== ENTRIES

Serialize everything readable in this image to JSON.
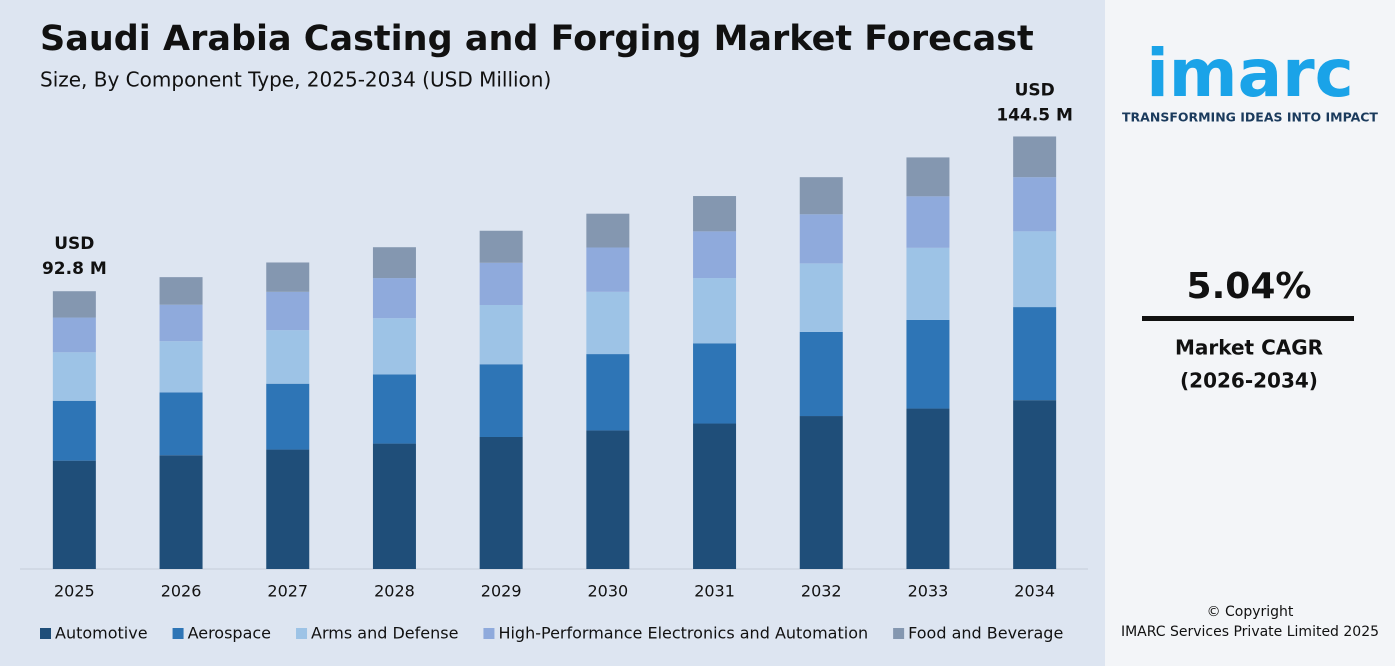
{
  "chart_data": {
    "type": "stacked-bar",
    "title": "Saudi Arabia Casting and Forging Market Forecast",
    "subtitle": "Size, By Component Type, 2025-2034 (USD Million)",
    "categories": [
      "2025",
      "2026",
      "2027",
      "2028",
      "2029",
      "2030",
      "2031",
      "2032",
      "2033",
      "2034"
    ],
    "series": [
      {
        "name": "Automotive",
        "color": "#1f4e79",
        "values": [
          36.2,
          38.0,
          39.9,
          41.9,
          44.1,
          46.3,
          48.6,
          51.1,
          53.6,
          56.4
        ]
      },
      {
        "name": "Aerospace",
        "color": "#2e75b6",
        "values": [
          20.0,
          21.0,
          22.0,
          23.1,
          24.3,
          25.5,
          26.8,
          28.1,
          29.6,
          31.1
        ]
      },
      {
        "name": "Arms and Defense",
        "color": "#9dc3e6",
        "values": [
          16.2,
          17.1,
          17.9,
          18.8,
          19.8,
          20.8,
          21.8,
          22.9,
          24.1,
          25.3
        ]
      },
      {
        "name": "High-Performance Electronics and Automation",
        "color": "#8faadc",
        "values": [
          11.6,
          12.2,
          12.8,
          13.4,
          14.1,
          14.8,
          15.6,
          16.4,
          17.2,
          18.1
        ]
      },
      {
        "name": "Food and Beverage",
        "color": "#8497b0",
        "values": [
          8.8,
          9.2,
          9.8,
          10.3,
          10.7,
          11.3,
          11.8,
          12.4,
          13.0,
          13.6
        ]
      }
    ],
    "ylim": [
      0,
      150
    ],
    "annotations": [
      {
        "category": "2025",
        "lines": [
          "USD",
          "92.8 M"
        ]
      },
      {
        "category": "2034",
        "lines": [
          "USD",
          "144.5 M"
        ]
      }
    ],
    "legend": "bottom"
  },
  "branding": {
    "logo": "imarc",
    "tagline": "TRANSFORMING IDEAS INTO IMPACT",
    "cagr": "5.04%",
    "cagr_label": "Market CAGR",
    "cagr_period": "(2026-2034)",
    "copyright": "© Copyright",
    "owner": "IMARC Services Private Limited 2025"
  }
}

====

GIVEN PROBLEM>
Scan the records above, count the lines with "Market" in them, and give only the number.

CORRECT RESPONSE>
2